▶ Work to complete
Give, as a bare number, the count of lines that contain the word "screenshot".
========================================
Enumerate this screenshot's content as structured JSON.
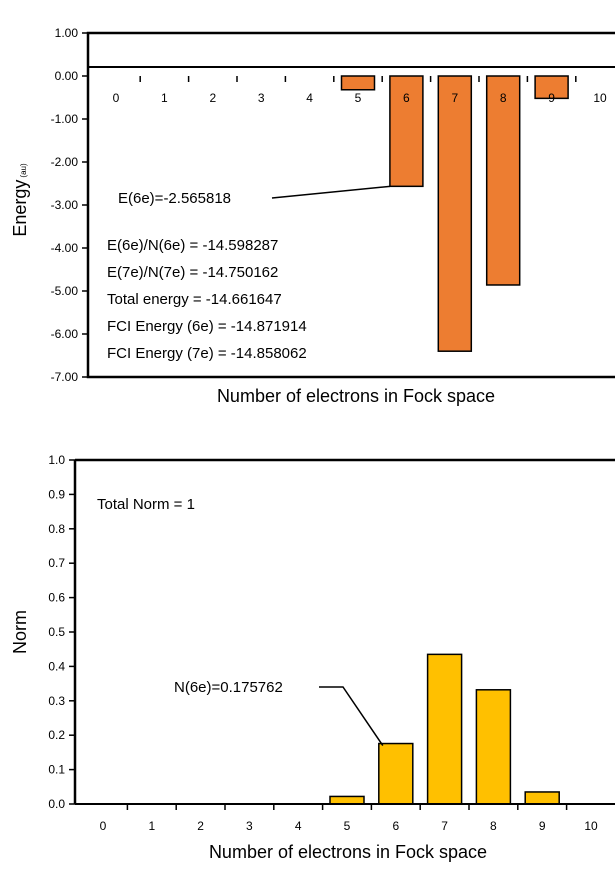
{
  "chart_data": [
    {
      "type": "bar",
      "categories": [
        "0",
        "1",
        "2",
        "3",
        "4",
        "5",
        "6",
        "7",
        "8",
        "9",
        "10"
      ],
      "values": [
        0,
        0,
        0,
        0,
        0,
        -0.32,
        -2.565818,
        -6.4,
        -4.86,
        -0.52,
        0
      ],
      "ylabel": "Energy",
      "ylabel_sub": "(au)",
      "xlabel": "Number of electrons in Fock space",
      "ylim": [
        -7.0,
        1.0
      ],
      "yticks": [
        "1.00",
        "0.00",
        "-1.00",
        "-2.00",
        "-3.00",
        "-4.00",
        "-5.00",
        "-6.00",
        "-7.00"
      ],
      "bar_color": "#ED7D31",
      "callout": {
        "text": "E(6e)=-2.565818",
        "category": "6"
      },
      "annotations": [
        "E(6e)/N(6e) = -14.598287",
        "E(7e)/N(7e) = -14.750162",
        "Total energy = -14.661647",
        "FCI Energy (6e) = -14.871914",
        "FCI Energy (7e) = -14.858062"
      ],
      "grid": false
    },
    {
      "type": "bar",
      "categories": [
        "0",
        "1",
        "2",
        "3",
        "4",
        "5",
        "6",
        "7",
        "8",
        "9",
        "10"
      ],
      "values": [
        0,
        0,
        0,
        0,
        0,
        0.022,
        0.175762,
        0.435,
        0.332,
        0.035,
        0
      ],
      "ylabel": "Norm",
      "xlabel": "Number of electrons in Fock space",
      "ylim": [
        0.0,
        1.0
      ],
      "yticks": [
        "1.0",
        "0.9",
        "0.8",
        "0.7",
        "0.6",
        "0.5",
        "0.4",
        "0.3",
        "0.2",
        "0.1",
        "0.0"
      ],
      "bar_color": "#FFC000",
      "callout": {
        "text": "N(6e)=0.175762",
        "category": "6"
      },
      "annotations": [
        "Total Norm = 1"
      ],
      "grid": false
    }
  ]
}
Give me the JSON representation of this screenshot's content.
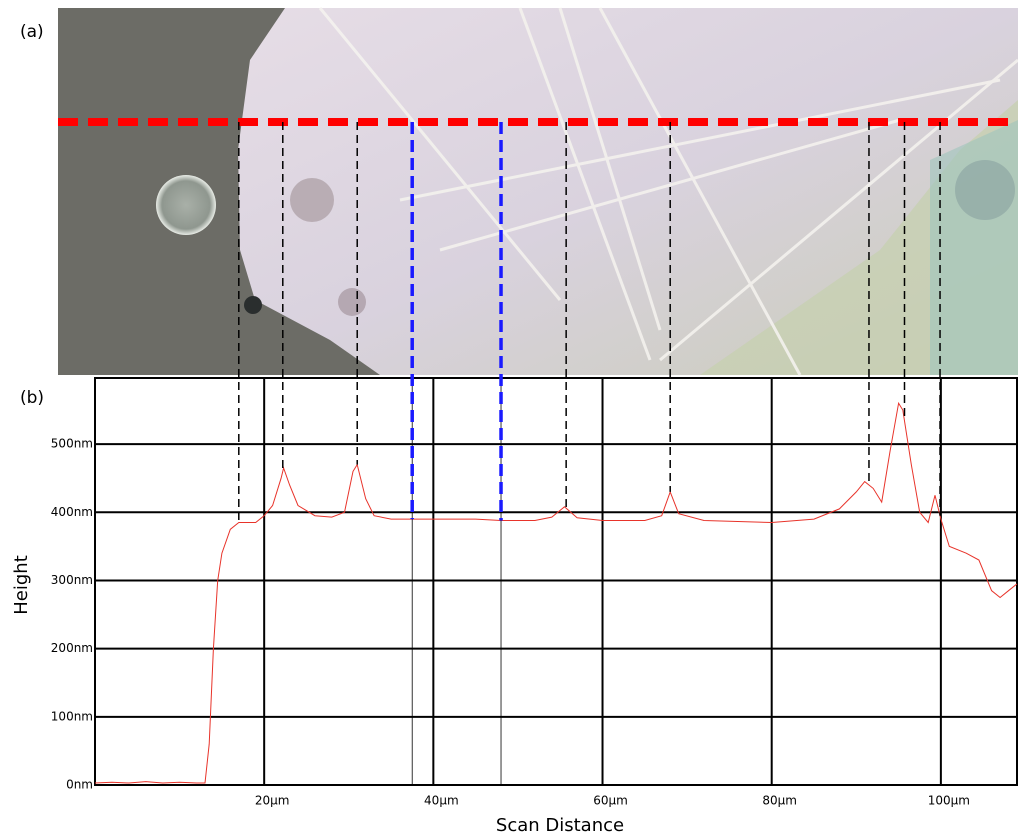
{
  "panel_labels": [
    "(a)",
    "(b)"
  ],
  "chart_data": {
    "type": "line",
    "x_label": "Scan Distance",
    "y_label": "Height",
    "x": [
      0,
      2,
      4,
      6,
      8,
      10,
      12,
      13,
      13.5,
      14,
      14.5,
      15,
      16,
      17,
      19,
      20,
      21,
      22,
      22.3,
      23,
      24,
      26,
      28,
      29.5,
      30.5,
      31,
      32,
      33,
      35,
      40,
      45,
      48,
      52,
      54,
      55.5,
      57,
      60,
      65,
      67,
      68,
      69,
      72,
      80,
      85,
      88,
      90,
      91,
      92,
      93,
      94,
      95,
      95.5,
      96.5,
      97.5,
      98.5,
      99.3,
      100,
      101,
      103,
      104.5,
      106,
      107,
      108,
      109
    ],
    "values": [
      3,
      4,
      3,
      5,
      3,
      4,
      3,
      3,
      60,
      200,
      300,
      340,
      375,
      385,
      385,
      395,
      410,
      450,
      465,
      440,
      410,
      395,
      393,
      400,
      460,
      470,
      420,
      395,
      390,
      390,
      390,
      388,
      388,
      393,
      408,
      392,
      388,
      388,
      395,
      430,
      398,
      388,
      385,
      390,
      405,
      430,
      445,
      435,
      415,
      490,
      560,
      550,
      470,
      400,
      385,
      425,
      390,
      350,
      340,
      330,
      285,
      275,
      285,
      295
    ],
    "color": "#e8332a",
    "xlim": [
      0,
      109
    ],
    "ylim": [
      0,
      597
    ],
    "xticks": [
      {
        "value": 20,
        "label": "20µm"
      },
      {
        "value": 40,
        "label": "40µm"
      },
      {
        "value": 60,
        "label": "60µm"
      },
      {
        "value": 80,
        "label": "80µm"
      },
      {
        "value": 100,
        "label": "100µm"
      }
    ],
    "yticks": [
      {
        "value": 0,
        "label": "0nm"
      },
      {
        "value": 100,
        "label": "100nm"
      },
      {
        "value": 200,
        "label": "200nm"
      },
      {
        "value": 300,
        "label": "300nm"
      },
      {
        "value": 400,
        "label": "400nm"
      },
      {
        "value": 500,
        "label": "500nm"
      }
    ],
    "grid": true,
    "guides": [
      {
        "color": "#000000",
        "x": [
          17,
          22.2,
          31,
          55.7,
          68,
          91.5,
          95.7,
          99.9
        ]
      },
      {
        "color": "#1a1aff",
        "x": [
          37.5,
          48
        ]
      }
    ]
  }
}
========================================
▶ Finished answer
2